**Objective:** Track down every line below that holds "true" and copy it.
====
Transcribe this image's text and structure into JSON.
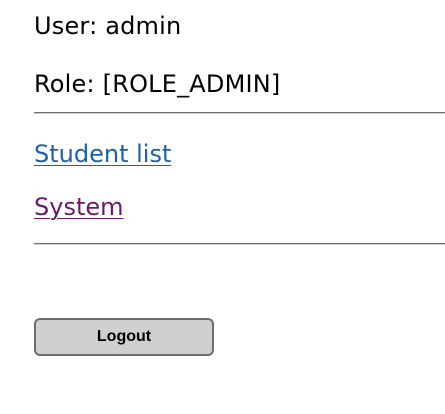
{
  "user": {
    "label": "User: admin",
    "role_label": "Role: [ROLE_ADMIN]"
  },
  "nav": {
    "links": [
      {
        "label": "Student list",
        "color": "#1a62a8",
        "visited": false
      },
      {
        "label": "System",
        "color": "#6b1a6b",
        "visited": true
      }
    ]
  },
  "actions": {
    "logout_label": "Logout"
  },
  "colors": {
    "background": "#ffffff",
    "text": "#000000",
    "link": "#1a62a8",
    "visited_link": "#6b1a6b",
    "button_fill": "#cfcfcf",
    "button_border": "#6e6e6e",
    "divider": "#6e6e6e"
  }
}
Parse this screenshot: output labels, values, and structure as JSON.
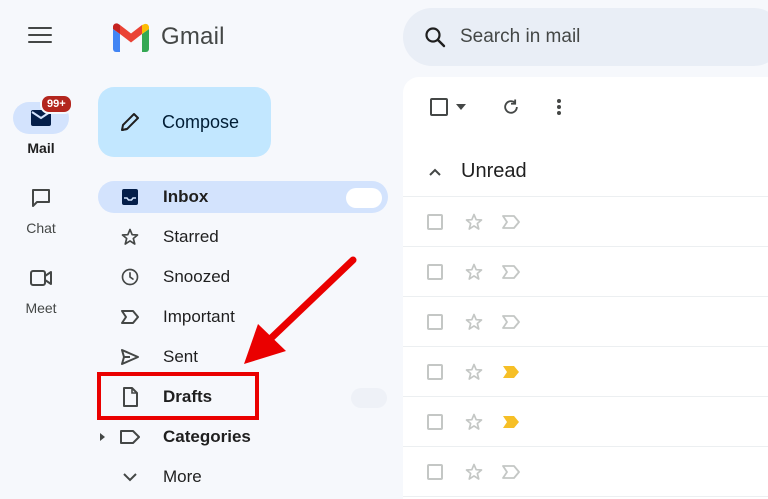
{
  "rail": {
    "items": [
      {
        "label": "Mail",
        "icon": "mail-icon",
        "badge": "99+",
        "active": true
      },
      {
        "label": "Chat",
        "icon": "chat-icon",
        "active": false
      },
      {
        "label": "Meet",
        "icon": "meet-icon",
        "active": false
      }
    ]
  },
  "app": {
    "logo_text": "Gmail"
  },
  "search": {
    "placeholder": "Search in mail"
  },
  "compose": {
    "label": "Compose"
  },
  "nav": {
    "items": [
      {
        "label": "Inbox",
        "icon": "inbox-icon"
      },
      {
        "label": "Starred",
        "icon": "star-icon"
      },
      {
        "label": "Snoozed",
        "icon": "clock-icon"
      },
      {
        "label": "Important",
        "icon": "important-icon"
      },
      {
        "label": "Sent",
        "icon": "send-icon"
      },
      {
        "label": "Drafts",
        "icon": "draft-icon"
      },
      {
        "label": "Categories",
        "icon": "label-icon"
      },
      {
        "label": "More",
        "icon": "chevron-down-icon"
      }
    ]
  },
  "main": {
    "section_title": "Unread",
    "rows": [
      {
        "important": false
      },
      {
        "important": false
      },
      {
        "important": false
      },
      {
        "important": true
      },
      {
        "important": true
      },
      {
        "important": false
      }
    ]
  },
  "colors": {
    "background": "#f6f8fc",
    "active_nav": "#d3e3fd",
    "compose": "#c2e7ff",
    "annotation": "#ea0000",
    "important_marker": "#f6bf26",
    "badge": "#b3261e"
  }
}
====
**Reply:**
        "visited": true
        "active": true
        "important": true
        "important": true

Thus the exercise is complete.